Data records section start

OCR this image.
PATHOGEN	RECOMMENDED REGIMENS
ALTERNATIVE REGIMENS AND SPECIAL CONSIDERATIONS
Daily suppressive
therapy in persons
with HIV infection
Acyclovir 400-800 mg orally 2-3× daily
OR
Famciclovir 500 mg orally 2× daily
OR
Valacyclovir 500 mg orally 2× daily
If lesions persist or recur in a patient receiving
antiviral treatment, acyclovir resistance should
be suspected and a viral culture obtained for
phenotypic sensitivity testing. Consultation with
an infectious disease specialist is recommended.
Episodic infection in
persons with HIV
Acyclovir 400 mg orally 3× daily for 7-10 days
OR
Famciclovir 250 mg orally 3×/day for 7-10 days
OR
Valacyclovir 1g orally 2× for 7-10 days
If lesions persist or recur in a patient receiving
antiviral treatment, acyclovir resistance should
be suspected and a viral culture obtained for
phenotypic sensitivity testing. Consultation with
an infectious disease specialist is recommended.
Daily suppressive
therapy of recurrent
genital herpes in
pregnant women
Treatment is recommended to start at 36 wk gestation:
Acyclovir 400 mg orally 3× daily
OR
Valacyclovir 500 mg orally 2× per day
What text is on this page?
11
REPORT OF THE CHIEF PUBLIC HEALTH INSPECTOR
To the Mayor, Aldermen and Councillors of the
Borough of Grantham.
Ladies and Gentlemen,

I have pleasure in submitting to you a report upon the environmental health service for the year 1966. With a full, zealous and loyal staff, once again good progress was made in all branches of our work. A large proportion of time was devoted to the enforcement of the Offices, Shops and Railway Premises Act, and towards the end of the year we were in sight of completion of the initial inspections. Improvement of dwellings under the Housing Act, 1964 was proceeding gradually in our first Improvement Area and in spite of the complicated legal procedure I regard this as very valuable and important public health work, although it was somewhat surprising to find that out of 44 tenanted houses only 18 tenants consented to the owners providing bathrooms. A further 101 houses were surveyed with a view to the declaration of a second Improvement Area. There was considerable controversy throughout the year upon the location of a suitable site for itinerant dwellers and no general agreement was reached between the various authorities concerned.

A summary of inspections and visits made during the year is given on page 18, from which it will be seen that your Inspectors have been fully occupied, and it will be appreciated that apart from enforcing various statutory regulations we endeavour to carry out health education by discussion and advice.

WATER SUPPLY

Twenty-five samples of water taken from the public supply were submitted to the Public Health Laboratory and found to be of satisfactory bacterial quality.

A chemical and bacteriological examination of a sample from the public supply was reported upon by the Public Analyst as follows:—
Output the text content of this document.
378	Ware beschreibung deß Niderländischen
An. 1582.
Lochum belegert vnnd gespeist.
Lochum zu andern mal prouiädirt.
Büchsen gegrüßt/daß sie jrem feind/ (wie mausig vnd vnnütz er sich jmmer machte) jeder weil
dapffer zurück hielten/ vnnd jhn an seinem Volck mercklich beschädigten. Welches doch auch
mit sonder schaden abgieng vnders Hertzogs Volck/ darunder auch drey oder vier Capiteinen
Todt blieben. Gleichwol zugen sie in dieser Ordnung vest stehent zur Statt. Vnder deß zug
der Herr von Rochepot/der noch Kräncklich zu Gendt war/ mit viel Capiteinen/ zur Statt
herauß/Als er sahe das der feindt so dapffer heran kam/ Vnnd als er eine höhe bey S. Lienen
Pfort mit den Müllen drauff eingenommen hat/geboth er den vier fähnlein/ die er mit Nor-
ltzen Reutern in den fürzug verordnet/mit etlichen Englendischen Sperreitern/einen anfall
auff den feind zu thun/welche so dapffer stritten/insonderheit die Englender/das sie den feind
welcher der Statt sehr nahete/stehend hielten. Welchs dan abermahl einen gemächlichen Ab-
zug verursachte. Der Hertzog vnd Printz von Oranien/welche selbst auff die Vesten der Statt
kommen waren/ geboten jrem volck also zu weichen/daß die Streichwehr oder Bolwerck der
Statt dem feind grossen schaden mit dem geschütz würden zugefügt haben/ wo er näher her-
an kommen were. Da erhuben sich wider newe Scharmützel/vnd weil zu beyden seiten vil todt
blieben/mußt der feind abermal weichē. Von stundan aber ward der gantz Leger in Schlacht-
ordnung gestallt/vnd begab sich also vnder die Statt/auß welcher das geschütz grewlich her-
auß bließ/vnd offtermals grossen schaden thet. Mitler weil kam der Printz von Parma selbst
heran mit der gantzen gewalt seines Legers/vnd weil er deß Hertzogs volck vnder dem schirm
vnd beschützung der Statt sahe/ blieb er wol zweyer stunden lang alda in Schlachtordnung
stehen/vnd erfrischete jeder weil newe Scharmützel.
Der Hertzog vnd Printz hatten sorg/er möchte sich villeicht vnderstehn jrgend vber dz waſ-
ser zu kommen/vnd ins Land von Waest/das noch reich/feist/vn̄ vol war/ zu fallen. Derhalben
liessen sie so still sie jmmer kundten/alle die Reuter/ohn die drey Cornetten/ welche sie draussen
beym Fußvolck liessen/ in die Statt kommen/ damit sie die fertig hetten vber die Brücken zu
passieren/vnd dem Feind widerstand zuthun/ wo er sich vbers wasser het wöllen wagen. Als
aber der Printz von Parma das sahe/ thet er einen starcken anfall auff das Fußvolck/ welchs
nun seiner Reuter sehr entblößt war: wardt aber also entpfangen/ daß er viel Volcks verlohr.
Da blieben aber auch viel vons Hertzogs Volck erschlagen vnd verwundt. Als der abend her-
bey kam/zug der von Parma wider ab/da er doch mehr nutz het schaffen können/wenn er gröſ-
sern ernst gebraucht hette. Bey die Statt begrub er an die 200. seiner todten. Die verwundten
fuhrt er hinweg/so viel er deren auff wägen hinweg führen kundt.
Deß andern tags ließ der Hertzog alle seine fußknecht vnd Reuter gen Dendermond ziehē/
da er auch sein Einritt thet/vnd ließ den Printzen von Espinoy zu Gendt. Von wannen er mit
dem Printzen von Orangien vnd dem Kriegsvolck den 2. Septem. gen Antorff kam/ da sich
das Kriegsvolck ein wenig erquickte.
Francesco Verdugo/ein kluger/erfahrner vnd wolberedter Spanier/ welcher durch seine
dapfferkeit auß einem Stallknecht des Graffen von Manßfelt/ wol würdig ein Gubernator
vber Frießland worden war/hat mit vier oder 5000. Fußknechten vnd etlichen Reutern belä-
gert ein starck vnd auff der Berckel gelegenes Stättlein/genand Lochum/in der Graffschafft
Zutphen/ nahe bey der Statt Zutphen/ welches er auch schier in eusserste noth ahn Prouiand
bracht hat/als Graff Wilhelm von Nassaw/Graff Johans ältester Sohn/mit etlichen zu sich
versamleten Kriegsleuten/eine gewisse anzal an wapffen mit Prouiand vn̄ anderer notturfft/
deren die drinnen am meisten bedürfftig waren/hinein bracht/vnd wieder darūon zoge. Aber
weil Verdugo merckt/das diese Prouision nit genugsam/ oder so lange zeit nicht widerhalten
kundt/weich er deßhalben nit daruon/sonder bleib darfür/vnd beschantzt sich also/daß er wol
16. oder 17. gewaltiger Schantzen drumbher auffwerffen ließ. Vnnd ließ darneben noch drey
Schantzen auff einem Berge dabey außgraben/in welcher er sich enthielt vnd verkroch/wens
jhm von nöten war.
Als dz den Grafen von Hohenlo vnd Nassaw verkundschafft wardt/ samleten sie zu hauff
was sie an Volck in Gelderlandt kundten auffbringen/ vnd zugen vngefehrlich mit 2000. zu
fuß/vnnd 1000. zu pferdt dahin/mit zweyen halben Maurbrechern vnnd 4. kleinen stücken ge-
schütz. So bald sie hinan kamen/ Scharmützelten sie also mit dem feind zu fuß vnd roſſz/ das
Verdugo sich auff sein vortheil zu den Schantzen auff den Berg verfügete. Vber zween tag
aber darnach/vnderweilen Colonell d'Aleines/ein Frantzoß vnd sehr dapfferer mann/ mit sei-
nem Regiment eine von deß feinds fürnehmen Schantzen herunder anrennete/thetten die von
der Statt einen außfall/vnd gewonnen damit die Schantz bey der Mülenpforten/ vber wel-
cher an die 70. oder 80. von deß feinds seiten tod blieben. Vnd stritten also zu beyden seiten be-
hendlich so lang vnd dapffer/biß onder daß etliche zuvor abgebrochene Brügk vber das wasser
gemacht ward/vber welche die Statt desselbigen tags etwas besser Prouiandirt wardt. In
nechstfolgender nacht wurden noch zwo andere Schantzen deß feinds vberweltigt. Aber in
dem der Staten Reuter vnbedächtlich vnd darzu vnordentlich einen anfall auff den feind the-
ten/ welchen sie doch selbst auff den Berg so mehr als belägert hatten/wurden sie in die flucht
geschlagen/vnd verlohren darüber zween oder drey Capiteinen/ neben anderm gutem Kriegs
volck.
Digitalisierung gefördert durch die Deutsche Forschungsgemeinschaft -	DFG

Data records section end

_Assignment_
Copy each line of the data that includes the word "zween".

_Answer for the task_
Verdugo sich auff sein vortheil zu den Schantzen auff den Berg verfügete. Vber zween tag
geschlagen/vnd verlohren darüber zween oder drey Capiteinen/ neben anderm gutem Kriegs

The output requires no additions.